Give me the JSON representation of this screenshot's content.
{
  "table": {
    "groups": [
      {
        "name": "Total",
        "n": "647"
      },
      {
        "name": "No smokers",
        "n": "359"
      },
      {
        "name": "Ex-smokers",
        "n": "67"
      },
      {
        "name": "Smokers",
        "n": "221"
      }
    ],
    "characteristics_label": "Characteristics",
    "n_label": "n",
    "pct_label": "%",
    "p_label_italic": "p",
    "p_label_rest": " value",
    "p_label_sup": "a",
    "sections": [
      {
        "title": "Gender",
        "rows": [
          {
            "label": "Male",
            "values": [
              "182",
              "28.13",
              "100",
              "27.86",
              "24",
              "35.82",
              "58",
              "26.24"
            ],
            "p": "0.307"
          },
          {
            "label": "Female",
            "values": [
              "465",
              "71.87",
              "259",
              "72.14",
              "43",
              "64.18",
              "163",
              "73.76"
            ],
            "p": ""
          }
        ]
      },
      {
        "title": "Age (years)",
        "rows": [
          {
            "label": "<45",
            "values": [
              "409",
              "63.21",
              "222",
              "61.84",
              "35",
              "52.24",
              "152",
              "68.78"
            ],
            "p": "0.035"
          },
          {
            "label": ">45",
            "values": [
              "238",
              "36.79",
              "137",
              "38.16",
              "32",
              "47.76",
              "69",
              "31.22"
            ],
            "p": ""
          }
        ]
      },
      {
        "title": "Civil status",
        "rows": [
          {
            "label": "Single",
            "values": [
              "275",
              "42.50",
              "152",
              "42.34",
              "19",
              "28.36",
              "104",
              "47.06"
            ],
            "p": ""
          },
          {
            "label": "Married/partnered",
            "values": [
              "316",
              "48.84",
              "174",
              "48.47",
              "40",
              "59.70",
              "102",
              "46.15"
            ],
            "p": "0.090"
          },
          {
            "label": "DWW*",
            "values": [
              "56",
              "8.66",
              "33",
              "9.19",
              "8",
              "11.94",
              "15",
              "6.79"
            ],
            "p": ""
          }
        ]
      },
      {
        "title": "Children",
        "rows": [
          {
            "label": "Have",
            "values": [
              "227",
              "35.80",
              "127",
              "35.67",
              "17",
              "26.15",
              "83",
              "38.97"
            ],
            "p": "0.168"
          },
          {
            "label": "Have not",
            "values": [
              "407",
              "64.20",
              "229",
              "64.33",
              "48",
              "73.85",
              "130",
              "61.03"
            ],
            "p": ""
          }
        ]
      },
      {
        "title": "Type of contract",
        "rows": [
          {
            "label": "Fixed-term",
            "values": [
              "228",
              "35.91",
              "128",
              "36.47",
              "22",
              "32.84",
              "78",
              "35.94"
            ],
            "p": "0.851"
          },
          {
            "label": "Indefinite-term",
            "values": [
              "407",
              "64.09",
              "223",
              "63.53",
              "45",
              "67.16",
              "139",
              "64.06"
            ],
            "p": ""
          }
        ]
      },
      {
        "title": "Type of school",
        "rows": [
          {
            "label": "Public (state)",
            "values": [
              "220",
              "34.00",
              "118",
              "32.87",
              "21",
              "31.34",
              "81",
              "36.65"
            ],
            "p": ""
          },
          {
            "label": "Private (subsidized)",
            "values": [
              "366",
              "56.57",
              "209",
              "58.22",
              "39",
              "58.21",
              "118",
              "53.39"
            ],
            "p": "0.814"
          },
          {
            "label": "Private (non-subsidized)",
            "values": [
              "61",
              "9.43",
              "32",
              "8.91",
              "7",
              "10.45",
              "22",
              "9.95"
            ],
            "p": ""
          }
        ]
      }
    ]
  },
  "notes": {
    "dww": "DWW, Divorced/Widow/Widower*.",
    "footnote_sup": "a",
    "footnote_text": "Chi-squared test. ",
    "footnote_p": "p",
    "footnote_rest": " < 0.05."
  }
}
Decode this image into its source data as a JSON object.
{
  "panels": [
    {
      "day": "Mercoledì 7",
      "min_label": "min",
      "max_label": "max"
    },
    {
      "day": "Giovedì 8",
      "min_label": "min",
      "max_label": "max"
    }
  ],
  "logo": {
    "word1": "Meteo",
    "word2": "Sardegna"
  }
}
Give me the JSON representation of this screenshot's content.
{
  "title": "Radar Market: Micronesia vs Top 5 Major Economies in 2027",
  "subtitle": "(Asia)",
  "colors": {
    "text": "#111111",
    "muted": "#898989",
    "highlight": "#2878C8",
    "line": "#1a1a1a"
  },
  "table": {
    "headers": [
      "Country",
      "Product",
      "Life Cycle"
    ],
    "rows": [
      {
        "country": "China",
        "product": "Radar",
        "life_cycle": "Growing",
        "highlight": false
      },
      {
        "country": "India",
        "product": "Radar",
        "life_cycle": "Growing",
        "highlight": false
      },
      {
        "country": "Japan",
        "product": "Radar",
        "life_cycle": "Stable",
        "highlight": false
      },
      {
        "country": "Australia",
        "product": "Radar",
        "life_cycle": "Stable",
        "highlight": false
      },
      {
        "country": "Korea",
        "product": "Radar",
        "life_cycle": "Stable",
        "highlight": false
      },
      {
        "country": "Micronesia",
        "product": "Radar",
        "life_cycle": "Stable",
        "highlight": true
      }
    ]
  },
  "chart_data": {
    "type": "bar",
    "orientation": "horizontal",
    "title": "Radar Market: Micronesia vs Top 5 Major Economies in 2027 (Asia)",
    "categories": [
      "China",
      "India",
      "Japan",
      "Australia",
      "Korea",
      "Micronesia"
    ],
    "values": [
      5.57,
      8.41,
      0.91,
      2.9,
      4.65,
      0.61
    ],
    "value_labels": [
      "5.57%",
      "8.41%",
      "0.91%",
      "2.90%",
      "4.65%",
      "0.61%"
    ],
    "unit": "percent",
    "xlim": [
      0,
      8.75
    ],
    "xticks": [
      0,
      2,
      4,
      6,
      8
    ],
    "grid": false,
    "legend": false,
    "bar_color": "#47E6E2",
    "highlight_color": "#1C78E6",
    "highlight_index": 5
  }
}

· · · ·

**Task to carry out:** Repeat all of the records above exactly as written.

**Answer:**
Give me the JSON representation of this screenshot's content.
{
  "table": {
    "groups": [
      {
        "name": "Total",
        "n": "647"
      },
      {
        "name": "No smokers",
        "n": "359"
      },
      {
        "name": "Ex-smokers",
        "n": "67"
      },
      {
        "name": "Smokers",
        "n": "221"
      }
    ],
    "characteristics_label": "Characteristics",
    "n_label": "n",
    "pct_label": "%",
    "p_label_italic": "p",
    "p_label_rest": " value",
    "p_label_sup": "a",
    "sections": [
      {
        "title": "Gender",
        "rows": [
          {
            "label": "Male",
            "values": [
              "182",
              "28.13",
              "100",
              "27.86",
              "24",
              "35.82",
              "58",
              "26.24"
            ],
            "p": "0.307"
          },
          {
            "label": "Female",
            "values": [
              "465",
              "71.87",
              "259",
              "72.14",
              "43",
              "64.18",
              "163",
              "73.76"
            ],
            "p": ""
          }
        ]
      },
      {
        "title": "Age (years)",
        "rows": [
          {
            "label": "<45",
            "values": [
              "409",
              "63.21",
              "222",
              "61.84",
              "35",
              "52.24",
              "152",
              "68.78"
            ],
            "p": "0.035"
          },
          {
            "label": ">45",
            "values": [
              "238",
              "36.79",
              "137",
              "38.16",
              "32",
              "47.76",
              "69",
              "31.22"
            ],
            "p": ""
          }
        ]
      },
      {
        "title": "Civil status",
        "rows": [
          {
            "label": "Single",
            "values": [
              "275",
              "42.50",
              "152",
              "42.34",
              "19",
              "28.36",
              "104",
              "47.06"
            ],
            "p": ""
          },
          {
            "label": "Married/partnered",
            "values": [
              "316",
              "48.84",
              "174",
              "48.47",
              "40",
              "59.70",
              "102",
              "46.15"
            ],
            "p": "0.090"
          },
          {
            "label": "DWW*",
            "values": [
              "56",
              "8.66",
              "33",
              "9.19",
              "8",
              "11.94",
              "15",
              "6.79"
            ],
            "p": ""
          }
        ]
      },
      {
        "title": "Children",
        "rows": [
          {
            "label": "Have",
            "values": [
              "227",
              "35.80",
              "127",
              "35.67",
              "17",
              "26.15",
              "83",
              "38.97"
            ],
            "p": "0.168"
          },
          {
            "label": "Have not",
            "values": [
              "407",
              "64.20",
              "229",
              "64.33",
              "48",
              "73.85",
              "130",
              "61.03"
            ],
            "p": ""
          }
        ]
      },
      {
        "title": "Type of contract",
        "rows": [
          {
            "label": "Fixed-term",
            "values": [
              "228",
              "35.91",
              "128",
              "36.47",
              "22",
              "32.84",
              "78",
              "35.94"
            ],
            "p": "0.851"
          },
          {
            "label": "Indefinite-term",
            "values": [
              "407",
              "64.09",
              "223",
              "63.53",
              "45",
              "67.16",
              "139",
              "64.06"
            ],
            "p": ""
          }
        ]
      },
      {
        "title": "Type of school",
        "rows": [
          {
            "label": "Public (state)",
            "values": [
              "220",
              "34.00",
              "118",
              "32.87",
              "21",
              "31.34",
              "81",
              "36.65"
            ],
            "p": ""
          },
          {
            "label": "Private (subsidized)",
            "values": [
              "366",
              "56.57",
              "209",
              "58.22",
              "39",
              "58.21",
              "118",
              "53.39"
            ],
            "p": "0.814"
          },
          {
            "label": "Private (non-subsidized)",
            "values": [
              "61",
              "9.43",
              "32",
              "8.91",
              "7",
              "10.45",
              "22",
              "9.95"
            ],
            "p": ""
          }
        ]
      }
    ]
  },
  "notes": {
    "dww": "DWW, Divorced/Widow/Widower*.",
    "footnote_sup": "a",
    "footnote_text": "Chi-squared test. ",
    "footnote_p": "p",
    "footnote_rest": " < 0.05."
  }
}
Decode this image into its source data as a JSON object.
{
  "panels": [
    {
      "day": "Mercoledì 7",
      "min_label": "min",
      "max_label": "max"
    },
    {
      "day": "Giovedì 8",
      "min_label": "min",
      "max_label": "max"
    }
  ],
  "logo": {
    "word1": "Meteo",
    "word2": "Sardegna"
  }
}
Give me the JSON representation of this screenshot's content.
{
  "title": "Radar Market: Micronesia vs Top 5 Major Economies in 2027",
  "subtitle": "(Asia)",
  "colors": {
    "text": "#111111",
    "muted": "#898989",
    "highlight": "#2878C8",
    "line": "#1a1a1a"
  },
  "table": {
    "headers": [
      "Country",
      "Product",
      "Life Cycle"
    ],
    "rows": [
      {
        "country": "China",
        "product": "Radar",
        "life_cycle": "Growing",
        "highlight": false
      },
      {
        "country": "India",
        "product": "Radar",
        "life_cycle": "Growing",
        "highlight": false
      },
      {
        "country": "Japan",
        "product": "Radar",
        "life_cycle": "Stable",
        "highlight": false
      },
      {
        "country": "Australia",
        "product": "Radar",
        "life_cycle": "Stable",
        "highlight": false
      },
      {
        "country": "Korea",
        "product": "Radar",
        "life_cycle": "Stable",
        "highlight": false
      },
      {
        "country": "Micronesia",
        "product": "Radar",
        "life_cycle": "Stable",
        "highlight": true
      }
    ]
  },
  "chart_data": {
    "type": "bar",
    "orientation": "horizontal",
    "title": "Radar Market: Micronesia vs Top 5 Major Economies in 2027 (Asia)",
    "categories": [
      "China",
      "India",
      "Japan",
      "Australia",
      "Korea",
      "Micronesia"
    ],
    "values": [
      5.57,
      8.41,
      0.91,
      2.9,
      4.65,
      0.61
    ],
    "value_labels": [
      "5.57%",
      "8.41%",
      "0.91%",
      "2.90%",
      "4.65%",
      "0.61%"
    ],
    "unit": "percent",
    "xlim": [
      0,
      8.75
    ],
    "xticks": [
      0,
      2,
      4,
      6,
      8
    ],
    "grid": false,
    "legend": false,
    "bar_color": "#47E6E2",
    "highlight_color": "#1C78E6",
    "highlight_index": 5
  }
}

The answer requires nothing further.